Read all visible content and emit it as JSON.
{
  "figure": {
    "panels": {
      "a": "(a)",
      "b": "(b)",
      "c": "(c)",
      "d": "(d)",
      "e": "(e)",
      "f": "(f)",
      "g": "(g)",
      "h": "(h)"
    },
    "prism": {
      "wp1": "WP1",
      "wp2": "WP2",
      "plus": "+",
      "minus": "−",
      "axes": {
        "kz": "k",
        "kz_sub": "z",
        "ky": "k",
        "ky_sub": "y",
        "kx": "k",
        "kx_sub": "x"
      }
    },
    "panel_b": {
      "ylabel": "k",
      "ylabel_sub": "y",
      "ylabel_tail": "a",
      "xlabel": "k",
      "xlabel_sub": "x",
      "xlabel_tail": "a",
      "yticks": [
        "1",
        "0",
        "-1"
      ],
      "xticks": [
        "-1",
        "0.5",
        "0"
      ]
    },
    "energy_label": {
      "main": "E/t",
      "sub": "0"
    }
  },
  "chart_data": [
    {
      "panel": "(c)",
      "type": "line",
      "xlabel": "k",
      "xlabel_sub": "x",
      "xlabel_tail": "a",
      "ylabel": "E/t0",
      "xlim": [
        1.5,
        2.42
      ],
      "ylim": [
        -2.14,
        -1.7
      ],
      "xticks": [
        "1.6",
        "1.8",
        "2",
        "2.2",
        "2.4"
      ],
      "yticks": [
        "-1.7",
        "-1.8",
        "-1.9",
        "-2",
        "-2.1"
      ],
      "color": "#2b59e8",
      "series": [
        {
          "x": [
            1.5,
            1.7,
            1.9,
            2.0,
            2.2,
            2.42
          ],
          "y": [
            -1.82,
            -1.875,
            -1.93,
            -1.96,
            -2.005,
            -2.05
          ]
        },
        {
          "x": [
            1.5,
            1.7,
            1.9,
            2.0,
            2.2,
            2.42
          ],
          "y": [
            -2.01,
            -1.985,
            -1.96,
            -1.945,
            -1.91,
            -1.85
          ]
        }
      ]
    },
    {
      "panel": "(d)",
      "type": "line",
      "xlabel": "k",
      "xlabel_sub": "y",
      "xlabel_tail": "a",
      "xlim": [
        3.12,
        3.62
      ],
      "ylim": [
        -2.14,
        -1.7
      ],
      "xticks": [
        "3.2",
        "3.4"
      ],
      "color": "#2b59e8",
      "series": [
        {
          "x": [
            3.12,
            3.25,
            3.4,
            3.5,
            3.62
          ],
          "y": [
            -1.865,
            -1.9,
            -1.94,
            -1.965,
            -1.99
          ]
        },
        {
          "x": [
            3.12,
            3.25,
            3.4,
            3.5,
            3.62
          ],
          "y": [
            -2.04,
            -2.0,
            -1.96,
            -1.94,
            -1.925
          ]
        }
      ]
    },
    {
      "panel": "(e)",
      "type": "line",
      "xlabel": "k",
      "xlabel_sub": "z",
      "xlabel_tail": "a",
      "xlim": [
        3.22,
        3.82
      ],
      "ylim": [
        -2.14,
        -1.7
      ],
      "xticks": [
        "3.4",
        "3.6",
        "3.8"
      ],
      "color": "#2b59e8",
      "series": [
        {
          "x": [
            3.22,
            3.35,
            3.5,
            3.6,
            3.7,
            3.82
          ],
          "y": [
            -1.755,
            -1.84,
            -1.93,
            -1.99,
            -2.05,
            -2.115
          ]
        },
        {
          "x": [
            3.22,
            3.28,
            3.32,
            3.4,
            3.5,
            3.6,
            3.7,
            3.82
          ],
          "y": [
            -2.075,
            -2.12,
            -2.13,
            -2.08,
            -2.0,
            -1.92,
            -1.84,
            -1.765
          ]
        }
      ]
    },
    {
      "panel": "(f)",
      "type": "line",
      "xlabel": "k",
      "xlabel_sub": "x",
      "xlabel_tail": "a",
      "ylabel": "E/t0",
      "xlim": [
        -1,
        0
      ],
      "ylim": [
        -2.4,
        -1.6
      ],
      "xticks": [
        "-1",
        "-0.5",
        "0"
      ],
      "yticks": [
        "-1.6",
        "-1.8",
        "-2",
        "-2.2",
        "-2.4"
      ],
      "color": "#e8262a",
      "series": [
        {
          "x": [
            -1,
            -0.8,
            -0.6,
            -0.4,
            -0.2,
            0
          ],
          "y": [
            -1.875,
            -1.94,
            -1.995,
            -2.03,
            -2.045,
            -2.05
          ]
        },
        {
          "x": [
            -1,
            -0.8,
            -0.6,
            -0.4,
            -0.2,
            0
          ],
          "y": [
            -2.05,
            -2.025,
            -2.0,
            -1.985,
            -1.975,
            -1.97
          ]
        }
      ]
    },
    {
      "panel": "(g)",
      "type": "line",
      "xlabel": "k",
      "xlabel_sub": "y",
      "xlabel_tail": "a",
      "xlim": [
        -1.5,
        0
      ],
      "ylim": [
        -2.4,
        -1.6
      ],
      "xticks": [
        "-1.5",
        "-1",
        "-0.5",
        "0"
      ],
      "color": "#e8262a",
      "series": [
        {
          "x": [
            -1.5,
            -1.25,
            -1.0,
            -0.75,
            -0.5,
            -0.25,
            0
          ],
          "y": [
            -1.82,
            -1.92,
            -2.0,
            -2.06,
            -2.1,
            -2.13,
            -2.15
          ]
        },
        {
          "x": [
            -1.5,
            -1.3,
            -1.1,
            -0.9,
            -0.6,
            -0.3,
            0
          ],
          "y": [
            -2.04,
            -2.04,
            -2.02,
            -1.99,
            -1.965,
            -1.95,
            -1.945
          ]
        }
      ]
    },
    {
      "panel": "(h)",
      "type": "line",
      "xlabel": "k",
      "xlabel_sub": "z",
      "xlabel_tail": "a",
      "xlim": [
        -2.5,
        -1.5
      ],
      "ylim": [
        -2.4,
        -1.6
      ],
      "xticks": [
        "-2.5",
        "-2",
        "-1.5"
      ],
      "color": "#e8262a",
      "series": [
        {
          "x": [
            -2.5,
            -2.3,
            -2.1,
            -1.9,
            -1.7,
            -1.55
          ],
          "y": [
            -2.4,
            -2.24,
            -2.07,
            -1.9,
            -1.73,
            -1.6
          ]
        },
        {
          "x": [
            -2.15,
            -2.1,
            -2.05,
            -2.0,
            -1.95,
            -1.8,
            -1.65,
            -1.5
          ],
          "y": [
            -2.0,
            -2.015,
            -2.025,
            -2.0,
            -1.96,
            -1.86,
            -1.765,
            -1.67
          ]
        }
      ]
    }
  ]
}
***
== Problem to work on ==
Repeat each record exactly, leaving nothing out.

== Task response ==
Read all visible content and emit it as JSON.
{
  "figure": {
    "panels": {
      "a": "(a)",
      "b": "(b)",
      "c": "(c)",
      "d": "(d)",
      "e": "(e)",
      "f": "(f)",
      "g": "(g)",
      "h": "(h)"
    },
    "prism": {
      "wp1": "WP1",
      "wp2": "WP2",
      "plus": "+",
      "minus": "−",
      "axes": {
        "kz": "k",
        "kz_sub": "z",
        "ky": "k",
        "ky_sub": "y",
        "kx": "k",
        "kx_sub": "x"
      }
    },
    "panel_b": {
      "ylabel": "k",
      "ylabel_sub": "y",
      "ylabel_tail": "a",
      "xlabel": "k",
      "xlabel_sub": "x",
      "xlabel_tail": "a",
      "yticks": [
        "1",
        "0",
        "-1"
      ],
      "xticks": [
        "-1",
        "0.5",
        "0"
      ]
    },
    "energy_label": {
      "main": "E/t",
      "sub": "0"
    }
  },
  "chart_data": [
    {
      "panel": "(c)",
      "type": "line",
      "xlabel": "k",
      "xlabel_sub": "x",
      "xlabel_tail": "a",
      "ylabel": "E/t0",
      "xlim": [
        1.5,
        2.42
      ],
      "ylim": [
        -2.14,
        -1.7
      ],
      "xticks": [
        "1.6",
        "1.8",
        "2",
        "2.2",
        "2.4"
      ],
      "yticks": [
        "-1.7",
        "-1.8",
        "-1.9",
        "-2",
        "-2.1"
      ],
      "color": "#2b59e8",
      "series": [
        {
          "x": [
            1.5,
            1.7,
            1.9,
            2.0,
            2.2,
            2.42
          ],
          "y": [
            -1.82,
            -1.875,
            -1.93,
            -1.96,
            -2.005,
            -2.05
          ]
        },
        {
          "x": [
            1.5,
            1.7,
            1.9,
            2.0,
            2.2,
            2.42
          ],
          "y": [
            -2.01,
            -1.985,
            -1.96,
            -1.945,
            -1.91,
            -1.85
          ]
        }
      ]
    },
    {
      "panel": "(d)",
      "type": "line",
      "xlabel": "k",
      "xlabel_sub": "y",
      "xlabel_tail": "a",
      "xlim": [
        3.12,
        3.62
      ],
      "ylim": [
        -2.14,
        -1.7
      ],
      "xticks": [
        "3.2",
        "3.4"
      ],
      "color": "#2b59e8",
      "series": [
        {
          "x": [
            3.12,
            3.25,
            3.4,
            3.5,
            3.62
          ],
          "y": [
            -1.865,
            -1.9,
            -1.94,
            -1.965,
            -1.99
          ]
        },
        {
          "x": [
            3.12,
            3.25,
            3.4,
            3.5,
            3.62
          ],
          "y": [
            -2.04,
            -2.0,
            -1.96,
            -1.94,
            -1.925
          ]
        }
      ]
    },
    {
      "panel": "(e)",
      "type": "line",
      "xlabel": "k",
      "xlabel_sub": "z",
      "xlabel_tail": "a",
      "xlim": [
        3.22,
        3.82
      ],
      "ylim": [
        -2.14,
        -1.7
      ],
      "xticks": [
        "3.4",
        "3.6",
        "3.8"
      ],
      "color": "#2b59e8",
      "series": [
        {
          "x": [
            3.22,
            3.35,
            3.5,
            3.6,
            3.7,
            3.82
          ],
          "y": [
            -1.755,
            -1.84,
            -1.93,
            -1.99,
            -2.05,
            -2.115
          ]
        },
        {
          "x": [
            3.22,
            3.28,
            3.32,
            3.4,
            3.5,
            3.6,
            3.7,
            3.82
          ],
          "y": [
            -2.075,
            -2.12,
            -2.13,
            -2.08,
            -2.0,
            -1.92,
            -1.84,
            -1.765
          ]
        }
      ]
    },
    {
      "panel": "(f)",
      "type": "line",
      "xlabel": "k",
      "xlabel_sub": "x",
      "xlabel_tail": "a",
      "ylabel": "E/t0",
      "xlim": [
        -1,
        0
      ],
      "ylim": [
        -2.4,
        -1.6
      ],
      "xticks": [
        "-1",
        "-0.5",
        "0"
      ],
      "yticks": [
        "-1.6",
        "-1.8",
        "-2",
        "-2.2",
        "-2.4"
      ],
      "color": "#e8262a",
      "series": [
        {
          "x": [
            -1,
            -0.8,
            -0.6,
            -0.4,
            -0.2,
            0
          ],
          "y": [
            -1.875,
            -1.94,
            -1.995,
            -2.03,
            -2.045,
            -2.05
          ]
        },
        {
          "x": [
            -1,
            -0.8,
            -0.6,
            -0.4,
            -0.2,
            0
          ],
          "y": [
            -2.05,
            -2.025,
            -2.0,
            -1.985,
            -1.975,
            -1.97
          ]
        }
      ]
    },
    {
      "panel": "(g)",
      "type": "line",
      "xlabel": "k",
      "xlabel_sub": "y",
      "xlabel_tail": "a",
      "xlim": [
        -1.5,
        0
      ],
      "ylim": [
        -2.4,
        -1.6
      ],
      "xticks": [
        "-1.5",
        "-1",
        "-0.5",
        "0"
      ],
      "color": "#e8262a",
      "series": [
        {
          "x": [
            -1.5,
            -1.25,
            -1.0,
            -0.75,
            -0.5,
            -0.25,
            0
          ],
          "y": [
            -1.82,
            -1.92,
            -2.0,
            -2.06,
            -2.1,
            -2.13,
            -2.15
          ]
        },
        {
          "x": [
            -1.5,
            -1.3,
            -1.1,
            -0.9,
            -0.6,
            -0.3,
            0
          ],
          "y": [
            -2.04,
            -2.04,
            -2.02,
            -1.99,
            -1.965,
            -1.95,
            -1.945
          ]
        }
      ]
    },
    {
      "panel": "(h)",
      "type": "line",
      "xlabel": "k",
      "xlabel_sub": "z",
      "xlabel_tail": "a",
      "xlim": [
        -2.5,
        -1.5
      ],
      "ylim": [
        -2.4,
        -1.6
      ],
      "xticks": [
        "-2.5",
        "-2",
        "-1.5"
      ],
      "color": "#e8262a",
      "series": [
        {
          "x": [
            -2.5,
            -2.3,
            -2.1,
            -1.9,
            -1.7,
            -1.55
          ],
          "y": [
            -2.4,
            -2.24,
            -2.07,
            -1.9,
            -1.73,
            -1.6
          ]
        },
        {
          "x": [
            -2.15,
            -2.1,
            -2.05,
            -2.0,
            -1.95,
            -1.8,
            -1.65,
            -1.5
          ],
          "y": [
            -2.0,
            -2.015,
            -2.025,
            -2.0,
            -1.96,
            -1.86,
            -1.765,
            -1.67
          ]
        }
      ]
    }
  ]
}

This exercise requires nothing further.